__Instructions for the task__:
Restate the listing in full, keeping every word as it is.

__Supplied material__:
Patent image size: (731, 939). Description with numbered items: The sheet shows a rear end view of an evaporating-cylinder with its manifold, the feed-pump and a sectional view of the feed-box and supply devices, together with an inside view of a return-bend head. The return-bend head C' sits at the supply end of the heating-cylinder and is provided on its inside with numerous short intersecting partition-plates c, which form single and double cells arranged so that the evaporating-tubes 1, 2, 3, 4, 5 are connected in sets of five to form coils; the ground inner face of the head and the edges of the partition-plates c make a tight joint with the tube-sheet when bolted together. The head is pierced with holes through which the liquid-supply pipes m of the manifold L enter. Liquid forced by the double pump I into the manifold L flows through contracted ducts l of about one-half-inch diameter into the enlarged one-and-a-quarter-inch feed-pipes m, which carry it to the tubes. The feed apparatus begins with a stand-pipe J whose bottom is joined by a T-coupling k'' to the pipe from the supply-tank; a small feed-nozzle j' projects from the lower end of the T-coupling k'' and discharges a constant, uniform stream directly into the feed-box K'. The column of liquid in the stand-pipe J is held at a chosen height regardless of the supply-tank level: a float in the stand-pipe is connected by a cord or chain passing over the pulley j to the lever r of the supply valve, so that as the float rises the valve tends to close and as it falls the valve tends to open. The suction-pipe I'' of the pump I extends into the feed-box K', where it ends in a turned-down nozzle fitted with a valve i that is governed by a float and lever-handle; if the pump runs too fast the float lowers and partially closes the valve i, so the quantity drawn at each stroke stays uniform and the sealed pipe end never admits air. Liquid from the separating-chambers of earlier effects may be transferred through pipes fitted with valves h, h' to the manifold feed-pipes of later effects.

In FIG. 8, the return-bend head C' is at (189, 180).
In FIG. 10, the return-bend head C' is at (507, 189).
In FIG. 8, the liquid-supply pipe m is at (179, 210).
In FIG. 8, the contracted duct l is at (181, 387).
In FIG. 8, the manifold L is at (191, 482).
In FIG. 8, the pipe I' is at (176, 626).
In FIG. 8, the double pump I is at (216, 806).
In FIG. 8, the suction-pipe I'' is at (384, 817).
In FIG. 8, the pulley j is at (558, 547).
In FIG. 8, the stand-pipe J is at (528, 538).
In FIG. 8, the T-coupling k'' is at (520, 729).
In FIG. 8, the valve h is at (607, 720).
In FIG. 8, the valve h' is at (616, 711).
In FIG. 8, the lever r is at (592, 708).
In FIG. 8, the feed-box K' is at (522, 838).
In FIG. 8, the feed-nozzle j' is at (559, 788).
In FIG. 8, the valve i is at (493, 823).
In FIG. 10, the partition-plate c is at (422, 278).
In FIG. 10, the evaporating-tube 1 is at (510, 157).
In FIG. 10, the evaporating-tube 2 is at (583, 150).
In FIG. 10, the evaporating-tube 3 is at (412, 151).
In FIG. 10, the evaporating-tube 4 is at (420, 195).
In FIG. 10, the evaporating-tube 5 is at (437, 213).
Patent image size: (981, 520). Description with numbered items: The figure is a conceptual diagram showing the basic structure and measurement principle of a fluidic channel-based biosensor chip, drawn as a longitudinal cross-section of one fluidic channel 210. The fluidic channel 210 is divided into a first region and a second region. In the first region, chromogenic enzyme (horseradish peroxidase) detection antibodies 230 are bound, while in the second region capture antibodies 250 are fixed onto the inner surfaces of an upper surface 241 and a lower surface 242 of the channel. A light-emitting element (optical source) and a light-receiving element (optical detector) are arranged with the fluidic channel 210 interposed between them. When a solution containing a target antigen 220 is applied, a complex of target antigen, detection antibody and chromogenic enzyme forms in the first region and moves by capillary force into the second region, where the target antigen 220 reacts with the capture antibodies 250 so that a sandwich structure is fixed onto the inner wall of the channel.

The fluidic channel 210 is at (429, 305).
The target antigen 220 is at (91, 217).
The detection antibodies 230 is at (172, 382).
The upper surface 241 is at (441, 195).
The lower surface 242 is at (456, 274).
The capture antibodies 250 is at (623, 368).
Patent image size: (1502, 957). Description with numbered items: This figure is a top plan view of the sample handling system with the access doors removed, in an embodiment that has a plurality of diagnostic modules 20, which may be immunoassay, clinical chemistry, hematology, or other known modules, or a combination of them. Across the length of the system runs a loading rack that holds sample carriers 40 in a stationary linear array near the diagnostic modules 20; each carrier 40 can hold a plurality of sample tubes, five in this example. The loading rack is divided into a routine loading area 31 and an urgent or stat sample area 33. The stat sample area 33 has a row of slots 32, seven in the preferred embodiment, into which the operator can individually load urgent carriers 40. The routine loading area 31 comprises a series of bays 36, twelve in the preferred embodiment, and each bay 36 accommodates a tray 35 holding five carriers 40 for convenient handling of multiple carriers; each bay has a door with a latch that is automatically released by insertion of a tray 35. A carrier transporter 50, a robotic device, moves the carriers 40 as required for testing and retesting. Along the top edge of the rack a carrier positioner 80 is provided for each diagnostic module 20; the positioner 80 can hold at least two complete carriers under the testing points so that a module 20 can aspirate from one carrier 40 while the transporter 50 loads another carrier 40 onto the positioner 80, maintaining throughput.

__Answer to this problem__:
Patent image size: (731, 939). Description with numbered items: The sheet shows a rear end view of an evaporating-cylinder with its manifold, the feed-pump and a sectional view of the feed-box and supply devices, together with an inside view of a return-bend head. The return-bend head C' sits at the supply end of the heating-cylinder and is provided on its inside with numerous short intersecting partition-plates c, which form single and double cells arranged so that the evaporating-tubes 1, 2, 3, 4, 5 are connected in sets of five to form coils; the ground inner face of the head and the edges of the partition-plates c make a tight joint with the tube-sheet when bolted together. The head is pierced with holes through which the liquid-supply pipes m of the manifold L enter. Liquid forced by the double pump I into the manifold L flows through contracted ducts l of about one-half-inch diameter into the enlarged one-and-a-quarter-inch feed-pipes m, which carry it to the tubes. The feed apparatus begins with a stand-pipe J whose bottom is joined by a T-coupling k'' to the pipe from the supply-tank; a small feed-nozzle j' projects from the lower end of the T-coupling k'' and discharges a constant, uniform stream directly into the feed-box K'. The column of liquid in the stand-pipe J is held at a chosen height regardless of the supply-tank level: a float in the stand-pipe is connected by a cord or chain passing over the pulley j to the lever r of the supply valve, so that as the float rises the valve tends to close and as it falls the valve tends to open. The suction-pipe I'' of the pump I extends into the feed-box K', where it ends in a turned-down nozzle fitted with a valve i that is governed by a float and lever-handle; if the pump runs too fast the float lowers and partially closes the valve i, so the quantity drawn at each stroke stays uniform and the sealed pipe end never admits air. Liquid from the separating-chambers of earlier effects may be transferred through pipes fitted with valves h, h' to the manifold feed-pipes of later effects.

In FIG. 8, the return-bend head C' is at (189, 180).
In FIG. 10, the return-bend head C' is at (507, 189).
In FIG. 8, the liquid-supply pipe m is at (179, 210).
In FIG. 8, the contracted duct l is at (181, 387).
In FIG. 8, the manifold L is at (191, 482).
In FIG. 8, the pipe I' is at (176, 626).
In FIG. 8, the double pump I is at (216, 806).
In FIG. 8, the suction-pipe I'' is at (384, 817).
In FIG. 8, the pulley j is at (558, 547).
In FIG. 8, the stand-pipe J is at (528, 538).
In FIG. 8, the T-coupling k'' is at (520, 729).
In FIG. 8, the valve h is at (607, 720).
In FIG. 8, the valve h' is at (616, 711).
In FIG. 8, the lever r is at (592, 708).
In FIG. 8, the feed-box K' is at (522, 838).
In FIG. 8, the feed-nozzle j' is at (559, 788).
In FIG. 8, the valve i is at (493, 823).
In FIG. 10, the partition-plate c is at (422, 278).
In FIG. 10, the evaporating-tube 1 is at (510, 157).
In FIG. 10, the evaporating-tube 2 is at (583, 150).
In FIG. 10, the evaporating-tube 3 is at (412, 151).
In FIG. 10, the evaporating-tube 4 is at (420, 195).
In FIG. 10, the evaporating-tube 5 is at (437, 213).
Patent image size: (981, 520). Description with numbered items: The figure is a conceptual diagram showing the basic structure and measurement principle of a fluidic channel-based biosensor chip, drawn as a longitudinal cross-section of one fluidic channel 210. The fluidic channel 210 is divided into a first region and a second region. In the first region, chromogenic enzyme (horseradish peroxidase) detection antibodies 230 are bound, while in the second region capture antibodies 250 are fixed onto the inner surfaces of an upper surface 241 and a lower surface 242 of the channel. A light-emitting element (optical source) and a light-receiving element (optical detector) are arranged with the fluidic channel 210 interposed between them. When a solution containing a target antigen 220 is applied, a complex of target antigen, detection antibody and chromogenic enzyme forms in the first region and moves by capillary force into the second region, where the target antigen 220 reacts with the capture antibodies 250 so that a sandwich structure is fixed onto the inner wall of the channel.

The fluidic channel 210 is at (429, 305).
The target antigen 220 is at (91, 217).
The detection antibodies 230 is at (172, 382).
The upper surface 241 is at (441, 195).
The lower surface 242 is at (456, 274).
The capture antibodies 250 is at (623, 368).
Patent image size: (1502, 957). Description with numbered items: This figure is a top plan view of the sample handling system with the access doors removed, in an embodiment that has a plurality of diagnostic modules 20, which may be immunoassay, clinical chemistry, hematology, or other known modules, or a combination of them. Across the length of the system runs a loading rack that holds sample carriers 40 in a stationary linear array near the diagnostic modules 20; each carrier 40 can hold a plurality of sample tubes, five in this example. The loading rack is divided into a routine loading area 31 and an urgent or stat sample area 33. The stat sample area 33 has a row of slots 32, seven in the preferred embodiment, into which the operator can individually load urgent carriers 40. The routine loading area 31 comprises a series of bays 36, twelve in the preferred embodiment, and each bay 36 accommodates a tray 35 holding five carriers 40 for convenient handling of multiple carriers; each bay has a door with a latch that is automatically released by insertion of a tray 35. A carrier transporter 50, a robotic device, moves the carriers 40 as required for testing and retesting. Along the top edge of the rack a carrier positioner 80 is provided for each diagnostic module 20; the positioner 80 can hold at least two complete carriers under the testing points so that a module 20 can aspirate from one carrier 40 while the transporter 50 loads another carrier 40 onto the positioner 80, maintaining throughput.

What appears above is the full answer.